Directions for this task: Your task is to copy every record exactly.

Data section:
## Begin
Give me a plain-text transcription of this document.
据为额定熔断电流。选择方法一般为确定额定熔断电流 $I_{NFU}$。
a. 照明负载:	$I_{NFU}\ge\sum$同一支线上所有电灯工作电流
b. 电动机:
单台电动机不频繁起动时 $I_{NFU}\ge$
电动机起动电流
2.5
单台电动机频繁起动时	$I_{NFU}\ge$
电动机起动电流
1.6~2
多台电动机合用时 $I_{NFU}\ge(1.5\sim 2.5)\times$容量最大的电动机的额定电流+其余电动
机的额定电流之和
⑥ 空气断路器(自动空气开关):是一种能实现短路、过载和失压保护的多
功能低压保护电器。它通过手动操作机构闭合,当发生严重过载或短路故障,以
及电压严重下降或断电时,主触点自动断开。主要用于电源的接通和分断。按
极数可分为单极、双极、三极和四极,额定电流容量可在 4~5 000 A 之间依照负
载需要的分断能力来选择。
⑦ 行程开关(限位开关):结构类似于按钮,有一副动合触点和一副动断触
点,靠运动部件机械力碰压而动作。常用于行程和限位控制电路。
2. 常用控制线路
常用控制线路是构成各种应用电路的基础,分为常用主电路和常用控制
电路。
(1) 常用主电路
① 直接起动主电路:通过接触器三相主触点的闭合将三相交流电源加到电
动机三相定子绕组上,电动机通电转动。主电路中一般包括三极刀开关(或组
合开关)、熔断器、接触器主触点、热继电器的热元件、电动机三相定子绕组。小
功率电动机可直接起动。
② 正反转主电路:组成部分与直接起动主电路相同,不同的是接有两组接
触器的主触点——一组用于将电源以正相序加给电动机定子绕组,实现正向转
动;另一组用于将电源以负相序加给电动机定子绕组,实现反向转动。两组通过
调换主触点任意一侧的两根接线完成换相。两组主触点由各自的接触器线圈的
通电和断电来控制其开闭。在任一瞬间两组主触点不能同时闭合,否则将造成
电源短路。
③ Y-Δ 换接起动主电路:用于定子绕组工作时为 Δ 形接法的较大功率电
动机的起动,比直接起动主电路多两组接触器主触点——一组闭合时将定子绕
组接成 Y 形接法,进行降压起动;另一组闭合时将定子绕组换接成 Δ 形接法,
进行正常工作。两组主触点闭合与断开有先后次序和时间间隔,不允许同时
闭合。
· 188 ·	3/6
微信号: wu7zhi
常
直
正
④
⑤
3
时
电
## End
Response to this exercise:
Give me a plain-text transcription of this document.
据为额定熔断电流。选择方法一般为确定额定熔断电流 $I_{NFU}$。
a. 照明负载:	$I_{NFU}\ge\sum$同一支线上所有电灯工作电流
b. 电动机:
单台电动机不频繁起动时 $I_{NFU}\ge$
电动机起动电流
2.5
单台电动机频繁起动时	$I_{NFU}\ge$
电动机起动电流
1.6~2
多台电动机合用时 $I_{NFU}\ge(1.5\sim 2.5)\times$容量最大的电动机的额定电流+其余电动
机的额定电流之和
⑥ 空气断路器(自动空气开关):是一种能实现短路、过载和失压保护的多
功能低压保护电器。它通过手动操作机构闭合,当发生严重过载或短路故障,以
及电压严重下降或断电时,主触点自动断开。主要用于电源的接通和分断。按
极数可分为单极、双极、三极和四极,额定电流容量可在 4~5 000 A 之间依照负
载需要的分断能力来选择。
⑦ 行程开关(限位开关):结构类似于按钮,有一副动合触点和一副动断触
点,靠运动部件机械力碰压而动作。常用于行程和限位控制电路。
2. 常用控制线路
常用控制线路是构成各种应用电路的基础,分为常用主电路和常用控制
电路。
(1) 常用主电路
① 直接起动主电路:通过接触器三相主触点的闭合将三相交流电源加到电
动机三相定子绕组上,电动机通电转动。主电路中一般包括三极刀开关(或组
合开关)、熔断器、接触器主触点、热继电器的热元件、电动机三相定子绕组。小
功率电动机可直接起动。
② 正反转主电路:组成部分与直接起动主电路相同,不同的是接有两组接
触器的主触点——一组用于将电源以正相序加给电动机定子绕组,实现正向转
动;另一组用于将电源以负相序加给电动机定子绕组,实现反向转动。两组通过
调换主触点任意一侧的两根接线完成换相。两组主触点由各自的接触器线圈的
通电和断电来控制其开闭。在任一瞬间两组主触点不能同时闭合,否则将造成
电源短路。
③ Y-Δ 换接起动主电路:用于定子绕组工作时为 Δ 形接法的较大功率电
动机的起动,比直接起动主电路多两组接触器主触点——一组闭合时将定子绕
组接成 Y 形接法,进行降压起动;另一组闭合时将定子绕组换接成 Δ 形接法,
进行正常工作。两组主触点闭合与断开有先后次序和时间间隔,不允许同时
闭合。
· 188 ·	3/6
微信号: wu7zhi
常
直
正
④
⑤
3
时
电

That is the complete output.